• Set exercise:
Collect all lines from the listing that include the string "образования".

--- BEGIN ---

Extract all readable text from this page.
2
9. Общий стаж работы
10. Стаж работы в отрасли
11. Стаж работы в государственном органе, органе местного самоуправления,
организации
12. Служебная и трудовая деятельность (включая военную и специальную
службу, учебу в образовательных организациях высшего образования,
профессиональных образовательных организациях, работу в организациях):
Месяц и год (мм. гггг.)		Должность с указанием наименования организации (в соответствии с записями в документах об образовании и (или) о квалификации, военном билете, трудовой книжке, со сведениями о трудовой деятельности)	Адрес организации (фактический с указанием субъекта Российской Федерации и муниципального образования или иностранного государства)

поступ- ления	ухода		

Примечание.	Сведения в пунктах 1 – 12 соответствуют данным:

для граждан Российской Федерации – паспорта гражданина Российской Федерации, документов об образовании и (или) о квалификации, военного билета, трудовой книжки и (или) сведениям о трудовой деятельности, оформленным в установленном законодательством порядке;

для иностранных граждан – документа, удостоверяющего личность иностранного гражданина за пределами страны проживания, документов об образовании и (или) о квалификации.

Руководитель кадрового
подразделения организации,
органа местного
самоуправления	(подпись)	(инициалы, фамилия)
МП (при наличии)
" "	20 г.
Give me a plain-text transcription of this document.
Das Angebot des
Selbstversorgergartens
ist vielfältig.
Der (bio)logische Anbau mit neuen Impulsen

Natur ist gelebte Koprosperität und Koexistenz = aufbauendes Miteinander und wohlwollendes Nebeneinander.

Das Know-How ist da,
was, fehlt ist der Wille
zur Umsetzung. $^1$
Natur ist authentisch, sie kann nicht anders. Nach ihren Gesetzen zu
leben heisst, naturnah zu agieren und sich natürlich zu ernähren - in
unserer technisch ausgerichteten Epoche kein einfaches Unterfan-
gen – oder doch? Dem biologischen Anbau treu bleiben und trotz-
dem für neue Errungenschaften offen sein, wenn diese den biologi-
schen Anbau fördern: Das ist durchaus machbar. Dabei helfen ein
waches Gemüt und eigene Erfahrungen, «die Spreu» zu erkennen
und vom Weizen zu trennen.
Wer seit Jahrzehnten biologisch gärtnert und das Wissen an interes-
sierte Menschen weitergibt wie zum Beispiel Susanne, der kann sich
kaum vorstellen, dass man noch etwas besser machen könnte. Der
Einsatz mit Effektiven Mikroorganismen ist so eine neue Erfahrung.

--- END ---

• Response to this task:
службу, учебу в образовательных организациях высшего образования,
Месяц и год (мм. гггг.)		Должность с указанием наименования организации (в соответствии с записями в документах об образовании и (или) о квалификации, военном билете, трудовой книжке, со сведениями о трудовой деятельности)	Адрес организации (фактический с указанием субъекта Российской Федерации и муниципального образования или иностранного государства)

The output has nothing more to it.